Written instruction —
Copy out each line of the data that holds the word "正确的是".

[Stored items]
○ ○ ○ ○ ○
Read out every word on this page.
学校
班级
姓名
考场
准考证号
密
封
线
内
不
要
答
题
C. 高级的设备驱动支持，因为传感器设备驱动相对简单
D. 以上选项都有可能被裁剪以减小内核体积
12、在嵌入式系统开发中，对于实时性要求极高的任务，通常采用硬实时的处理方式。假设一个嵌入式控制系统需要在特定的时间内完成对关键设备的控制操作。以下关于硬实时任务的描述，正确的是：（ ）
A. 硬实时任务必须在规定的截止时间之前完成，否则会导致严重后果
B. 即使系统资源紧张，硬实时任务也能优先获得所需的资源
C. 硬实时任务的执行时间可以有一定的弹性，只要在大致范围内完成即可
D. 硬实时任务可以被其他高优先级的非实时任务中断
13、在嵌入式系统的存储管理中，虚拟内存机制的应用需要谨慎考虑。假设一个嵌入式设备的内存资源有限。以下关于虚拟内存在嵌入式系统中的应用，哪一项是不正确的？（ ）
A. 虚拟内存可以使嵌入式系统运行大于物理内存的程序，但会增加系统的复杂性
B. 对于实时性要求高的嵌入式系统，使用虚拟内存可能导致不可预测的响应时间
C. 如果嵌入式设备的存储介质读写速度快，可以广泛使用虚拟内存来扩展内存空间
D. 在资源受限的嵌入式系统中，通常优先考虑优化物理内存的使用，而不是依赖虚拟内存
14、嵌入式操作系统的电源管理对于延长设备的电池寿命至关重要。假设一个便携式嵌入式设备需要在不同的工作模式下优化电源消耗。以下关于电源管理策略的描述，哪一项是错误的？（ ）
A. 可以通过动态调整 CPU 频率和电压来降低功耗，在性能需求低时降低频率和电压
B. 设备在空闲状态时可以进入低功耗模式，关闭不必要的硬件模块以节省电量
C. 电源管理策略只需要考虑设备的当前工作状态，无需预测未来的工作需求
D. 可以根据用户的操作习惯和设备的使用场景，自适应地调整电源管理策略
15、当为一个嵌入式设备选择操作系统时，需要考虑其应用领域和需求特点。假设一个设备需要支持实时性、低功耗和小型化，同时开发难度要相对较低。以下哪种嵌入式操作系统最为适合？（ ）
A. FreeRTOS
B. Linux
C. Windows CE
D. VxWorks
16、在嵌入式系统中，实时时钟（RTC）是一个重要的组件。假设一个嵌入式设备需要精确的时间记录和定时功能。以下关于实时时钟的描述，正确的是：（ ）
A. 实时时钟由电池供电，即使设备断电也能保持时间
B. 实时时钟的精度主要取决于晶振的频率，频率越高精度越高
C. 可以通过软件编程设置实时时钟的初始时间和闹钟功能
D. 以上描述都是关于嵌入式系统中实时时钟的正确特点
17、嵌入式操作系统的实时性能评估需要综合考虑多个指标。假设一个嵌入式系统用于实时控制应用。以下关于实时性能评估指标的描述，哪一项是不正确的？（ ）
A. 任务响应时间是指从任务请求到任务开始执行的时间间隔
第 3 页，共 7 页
○ ○ ○ ○ ○
Solution —
12、在嵌入式系统开发中，对于实时性要求极高的任务，通常采用硬实时的处理方式。假设一个嵌入式控制系统需要在特定的时间内完成对关键设备的控制操作。以下关于硬实时任务的描述，正确的是：（ ）
16、在嵌入式系统中，实时时钟（RTC）是一个重要的组件。假设一个嵌入式设备需要精确的时间记录和定时功能。以下关于实时时钟的描述，正确的是：（ ）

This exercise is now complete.